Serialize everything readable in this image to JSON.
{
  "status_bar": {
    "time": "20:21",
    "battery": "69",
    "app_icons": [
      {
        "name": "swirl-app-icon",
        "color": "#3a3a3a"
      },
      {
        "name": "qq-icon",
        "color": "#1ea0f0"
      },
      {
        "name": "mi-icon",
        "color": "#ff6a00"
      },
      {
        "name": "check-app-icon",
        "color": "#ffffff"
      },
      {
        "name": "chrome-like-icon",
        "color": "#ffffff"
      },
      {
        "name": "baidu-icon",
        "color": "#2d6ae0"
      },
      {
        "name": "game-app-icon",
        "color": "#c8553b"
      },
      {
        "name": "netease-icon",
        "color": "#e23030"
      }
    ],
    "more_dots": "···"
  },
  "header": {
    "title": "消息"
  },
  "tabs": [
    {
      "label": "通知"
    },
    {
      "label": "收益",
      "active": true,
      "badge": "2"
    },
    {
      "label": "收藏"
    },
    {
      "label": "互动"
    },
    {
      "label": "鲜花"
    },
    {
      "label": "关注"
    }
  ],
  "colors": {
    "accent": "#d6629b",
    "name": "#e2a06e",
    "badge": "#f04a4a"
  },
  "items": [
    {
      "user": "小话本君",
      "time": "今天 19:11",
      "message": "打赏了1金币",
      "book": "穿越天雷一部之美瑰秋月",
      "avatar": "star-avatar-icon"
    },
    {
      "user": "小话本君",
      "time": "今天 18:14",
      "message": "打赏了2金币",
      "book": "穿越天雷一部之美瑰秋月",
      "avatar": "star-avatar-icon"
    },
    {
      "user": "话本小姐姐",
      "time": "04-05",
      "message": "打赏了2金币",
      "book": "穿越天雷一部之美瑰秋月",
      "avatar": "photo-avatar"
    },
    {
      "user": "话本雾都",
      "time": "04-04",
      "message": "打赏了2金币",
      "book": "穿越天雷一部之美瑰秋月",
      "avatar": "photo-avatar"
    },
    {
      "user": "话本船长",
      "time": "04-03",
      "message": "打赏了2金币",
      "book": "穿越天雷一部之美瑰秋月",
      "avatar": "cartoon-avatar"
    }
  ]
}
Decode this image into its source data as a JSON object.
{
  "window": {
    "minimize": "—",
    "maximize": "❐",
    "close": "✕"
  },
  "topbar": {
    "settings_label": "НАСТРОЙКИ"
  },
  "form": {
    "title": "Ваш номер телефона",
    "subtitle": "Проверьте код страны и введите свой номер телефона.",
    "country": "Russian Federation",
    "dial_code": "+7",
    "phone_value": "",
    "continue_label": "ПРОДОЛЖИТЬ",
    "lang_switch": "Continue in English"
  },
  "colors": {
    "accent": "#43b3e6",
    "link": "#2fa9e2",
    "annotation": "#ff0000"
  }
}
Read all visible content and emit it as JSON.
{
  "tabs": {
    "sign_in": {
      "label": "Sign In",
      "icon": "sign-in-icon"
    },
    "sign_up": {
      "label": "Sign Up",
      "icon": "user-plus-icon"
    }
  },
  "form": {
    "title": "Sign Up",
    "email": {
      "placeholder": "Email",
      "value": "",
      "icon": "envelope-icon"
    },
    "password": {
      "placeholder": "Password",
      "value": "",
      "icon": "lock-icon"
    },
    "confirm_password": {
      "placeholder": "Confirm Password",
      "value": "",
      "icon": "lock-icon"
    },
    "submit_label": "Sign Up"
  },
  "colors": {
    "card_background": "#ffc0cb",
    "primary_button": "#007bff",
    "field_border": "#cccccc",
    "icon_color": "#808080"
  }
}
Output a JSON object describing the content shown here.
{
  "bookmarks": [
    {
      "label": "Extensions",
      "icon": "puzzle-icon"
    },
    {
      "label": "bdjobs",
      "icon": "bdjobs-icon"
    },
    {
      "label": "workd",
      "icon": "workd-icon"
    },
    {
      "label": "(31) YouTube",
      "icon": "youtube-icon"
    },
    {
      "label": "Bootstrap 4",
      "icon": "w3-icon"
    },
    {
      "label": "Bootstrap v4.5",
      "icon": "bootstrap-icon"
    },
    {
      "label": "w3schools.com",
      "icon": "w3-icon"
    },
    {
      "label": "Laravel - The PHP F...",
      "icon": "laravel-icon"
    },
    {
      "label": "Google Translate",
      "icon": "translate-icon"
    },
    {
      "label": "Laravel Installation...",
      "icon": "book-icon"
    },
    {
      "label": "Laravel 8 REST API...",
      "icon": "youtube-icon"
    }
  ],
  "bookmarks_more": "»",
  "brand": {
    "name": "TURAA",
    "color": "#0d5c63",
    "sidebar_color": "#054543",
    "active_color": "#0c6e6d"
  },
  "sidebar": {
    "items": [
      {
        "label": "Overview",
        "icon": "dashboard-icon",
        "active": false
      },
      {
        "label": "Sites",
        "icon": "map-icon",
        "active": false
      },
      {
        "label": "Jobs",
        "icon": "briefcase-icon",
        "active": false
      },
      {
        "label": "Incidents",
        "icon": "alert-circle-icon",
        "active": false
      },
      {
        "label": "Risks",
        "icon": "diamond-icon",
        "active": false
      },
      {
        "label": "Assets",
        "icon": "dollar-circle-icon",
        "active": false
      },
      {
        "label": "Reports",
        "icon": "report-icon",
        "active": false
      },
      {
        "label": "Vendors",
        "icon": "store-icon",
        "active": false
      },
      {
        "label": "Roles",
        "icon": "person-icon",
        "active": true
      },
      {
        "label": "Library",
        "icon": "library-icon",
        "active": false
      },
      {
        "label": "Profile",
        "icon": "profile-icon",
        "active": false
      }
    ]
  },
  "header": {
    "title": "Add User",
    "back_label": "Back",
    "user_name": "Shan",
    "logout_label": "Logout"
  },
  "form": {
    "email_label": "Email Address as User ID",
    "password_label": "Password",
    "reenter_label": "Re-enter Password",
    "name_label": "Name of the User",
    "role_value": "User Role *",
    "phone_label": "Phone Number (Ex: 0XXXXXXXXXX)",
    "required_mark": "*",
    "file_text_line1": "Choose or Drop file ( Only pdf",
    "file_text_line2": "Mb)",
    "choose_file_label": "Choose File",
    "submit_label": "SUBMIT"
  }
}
_ _ _ _
The problem: Determine how many lines of the listing above include the word "номер", and report that number only.

Task solution: 2